What this task involves: Identify the lines bearing the string "infrastructure" and gather them.

* * * * *

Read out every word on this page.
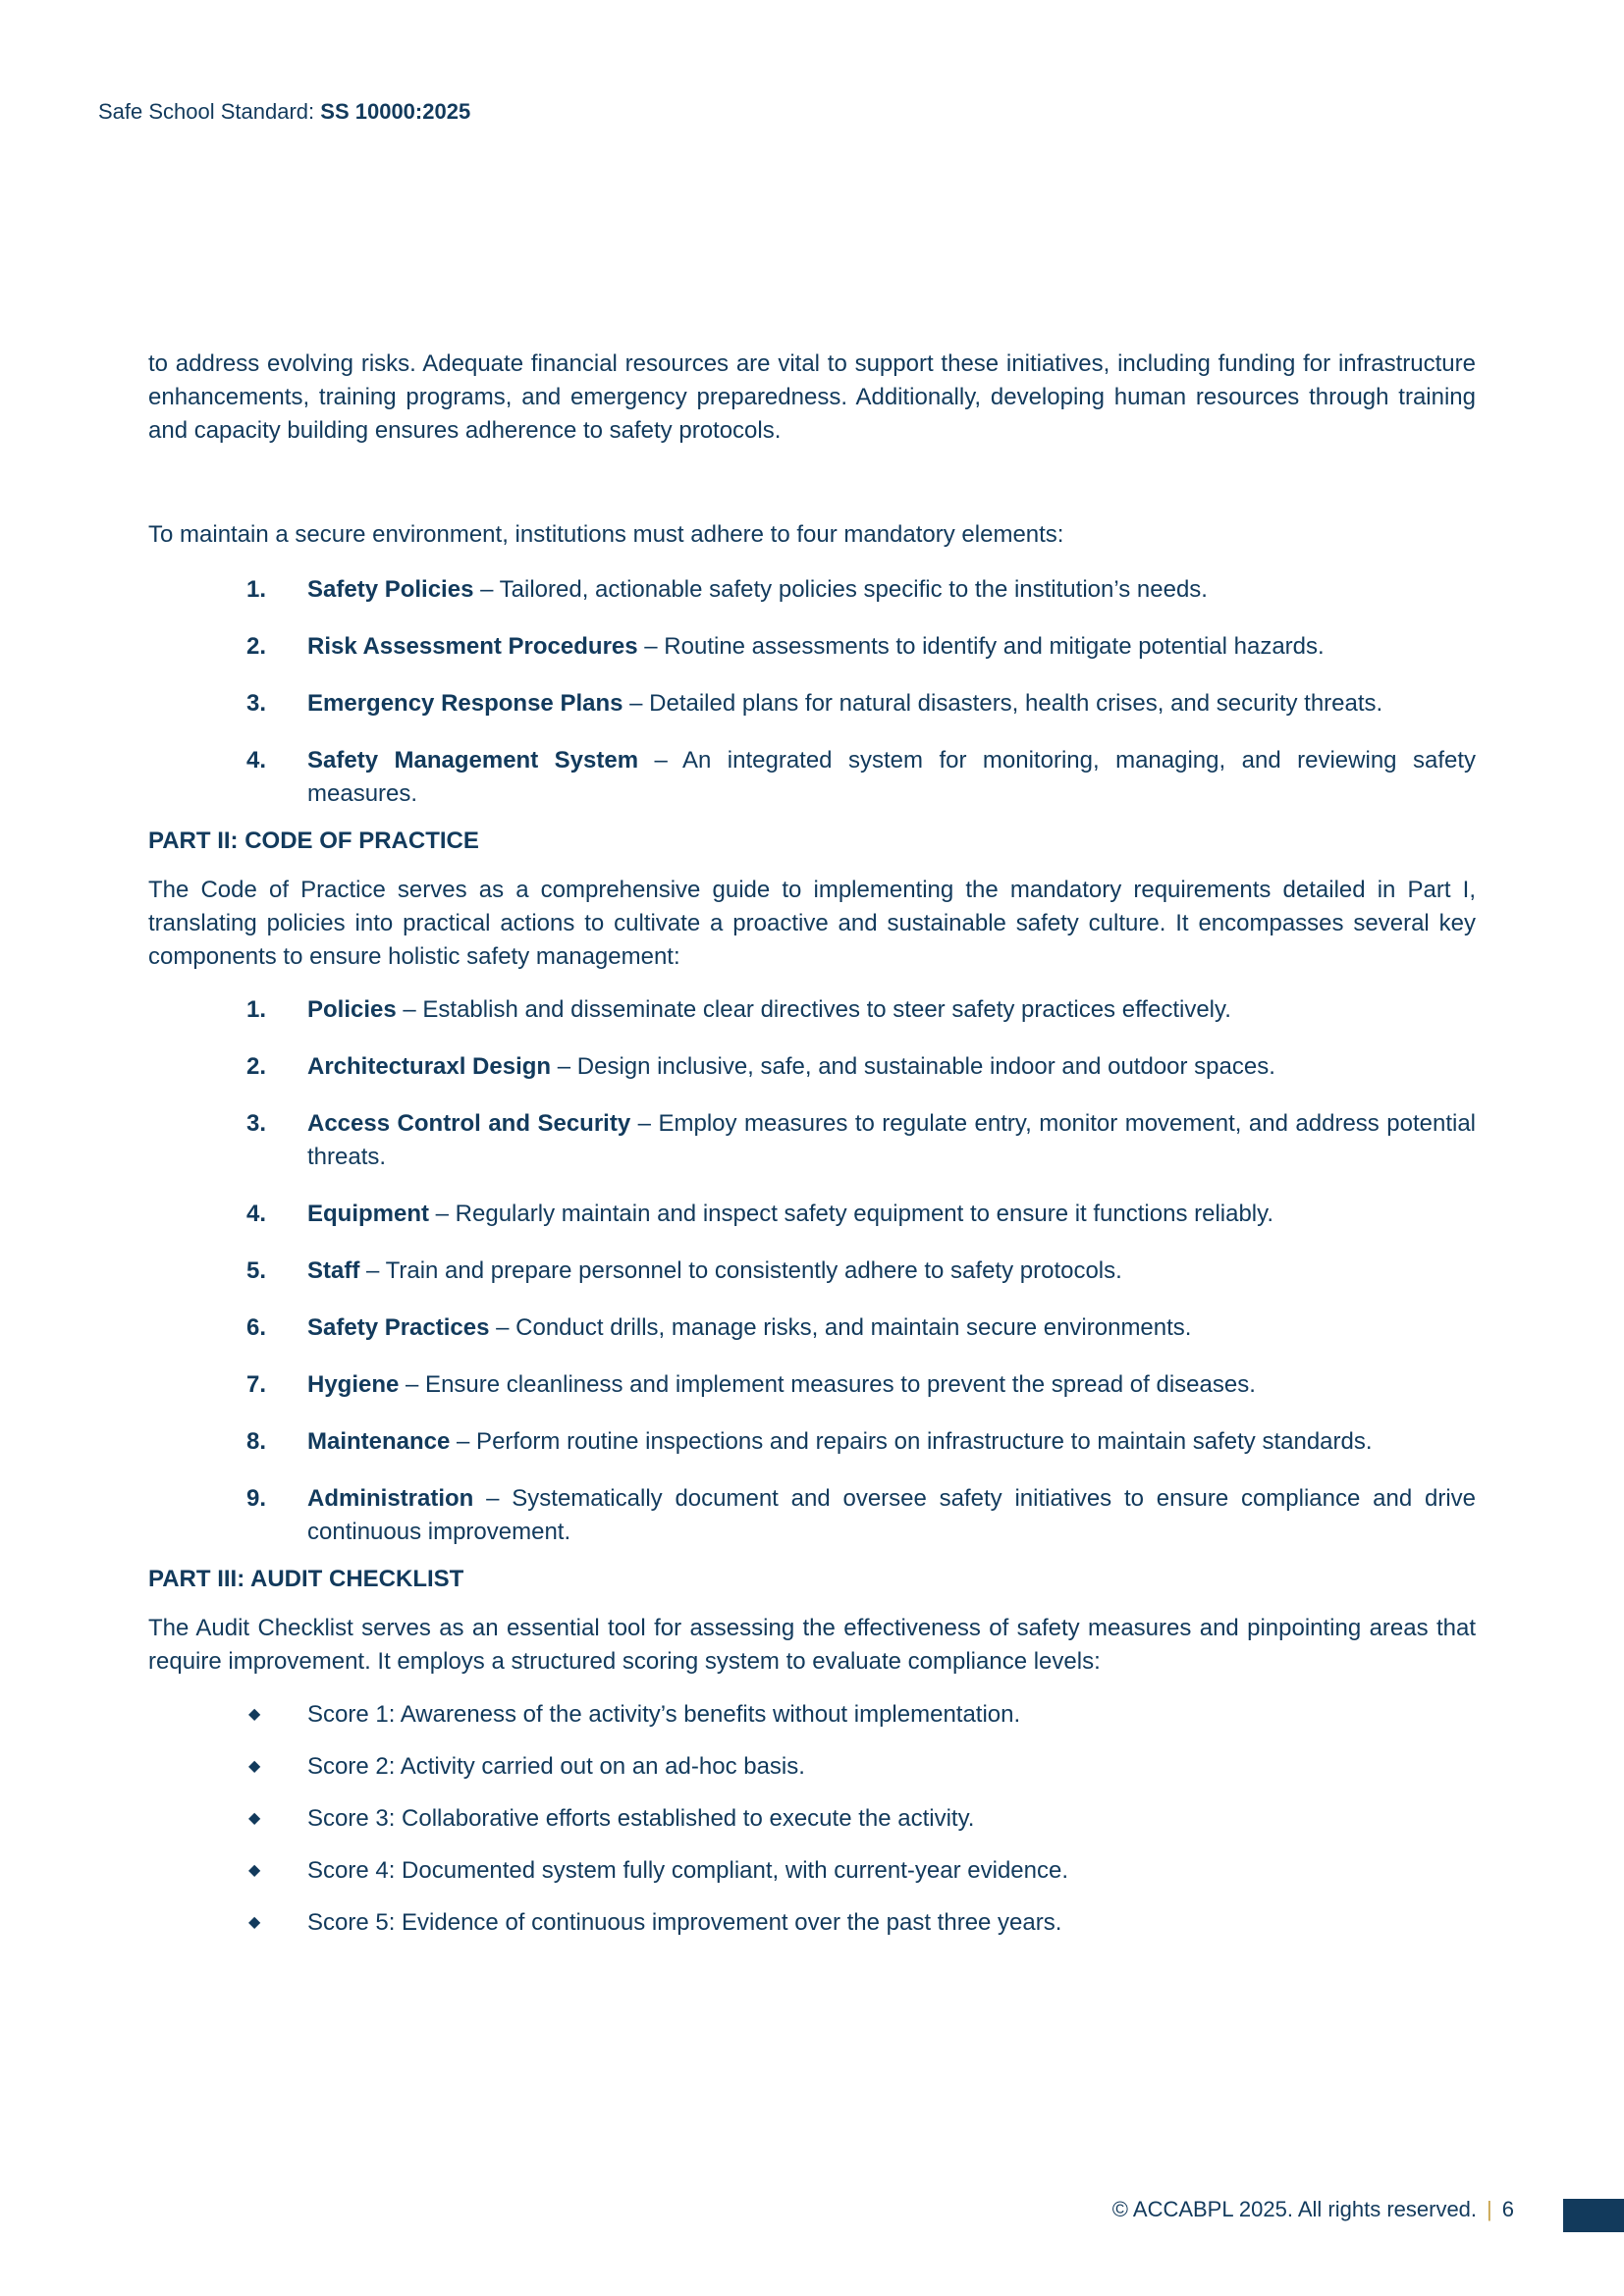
Safe School Standard: SS 10000:2025

to address evolving risks. Adequate financial resources are vital to support these initiatives, including funding for infrastructure enhancements, training programs, and emergency preparedness. Additionally, developing human resources through training and capacity building ensures adherence to safety protocols.

To maintain a secure environment, institutions must adhere to four mandatory elements:

1. Safety Policies – Tailored, actionable safety policies specific to the institution’s needs.
2. Risk Assessment Procedures – Routine assessments to identify and mitigate potential hazards.
3. Emergency Response Plans – Detailed plans for natural disasters, health crises, and security threats.
4. Safety Management System – An integrated system for monitoring, managing, and reviewing safety measures.
PART II: CODE OF PRACTICE

The Code of Practice serves as a comprehensive guide to implementing the mandatory requirements detailed in Part I, translating policies into practical actions to cultivate a proactive and sustainable safety culture. It encompasses several key components to ensure holistic safety management:

1. Policies – Establish and disseminate clear directives to steer safety practices effectively.
2. Architecturaxl Design – Design inclusive, safe, and sustainable indoor and outdoor spaces.
3. Access Control and Security – Employ measures to regulate entry, monitor movement, and address potential threats.
4. Equipment – Regularly maintain and inspect safety equipment to ensure it functions reliably.
5. Staff – Train and prepare personnel to consistently adhere to safety protocols.
6. Safety Practices – Conduct drills, manage risks, and maintain secure environments.
7. Hygiene – Ensure cleanliness and implement measures to prevent the spread of diseases.
8. Maintenance – Perform routine inspections and repairs on infrastructure to maintain safety standards.
9. Administration – Systematically document and oversee safety initiatives to ensure compliance and drive continuous improvement.
PART III: AUDIT CHECKLIST

The Audit Checklist serves as an essential tool for assessing the effectiveness of safety measures and pinpointing areas that require improvement. It employs a structured scoring system to evaluate compliance levels:

◆ Score 1: Awareness of the activity’s benefits without implementation.
◆ Score 2: Activity carried out on an ad-hoc basis.
◆ Score 3: Collaborative efforts established to execute the activity.
◆ Score 4: Documented system fully compliant, with current-year evidence.
◆ Score 5: Evidence of continuous improvement over the past three years.
© ACCABPL 2025. All rights reserved. | 6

* * * * *

Complete answer:
to address evolving risks. Adequate financial resources are vital to support these initiatives, including funding for infrastructure enhancements, training programs, and emergency preparedness. Additionally, developing human resources through training and capacity building ensures adherence to safety protocols.
8. Maintenance – Perform routine inspections and repairs on infrastructure to maintain safety standards.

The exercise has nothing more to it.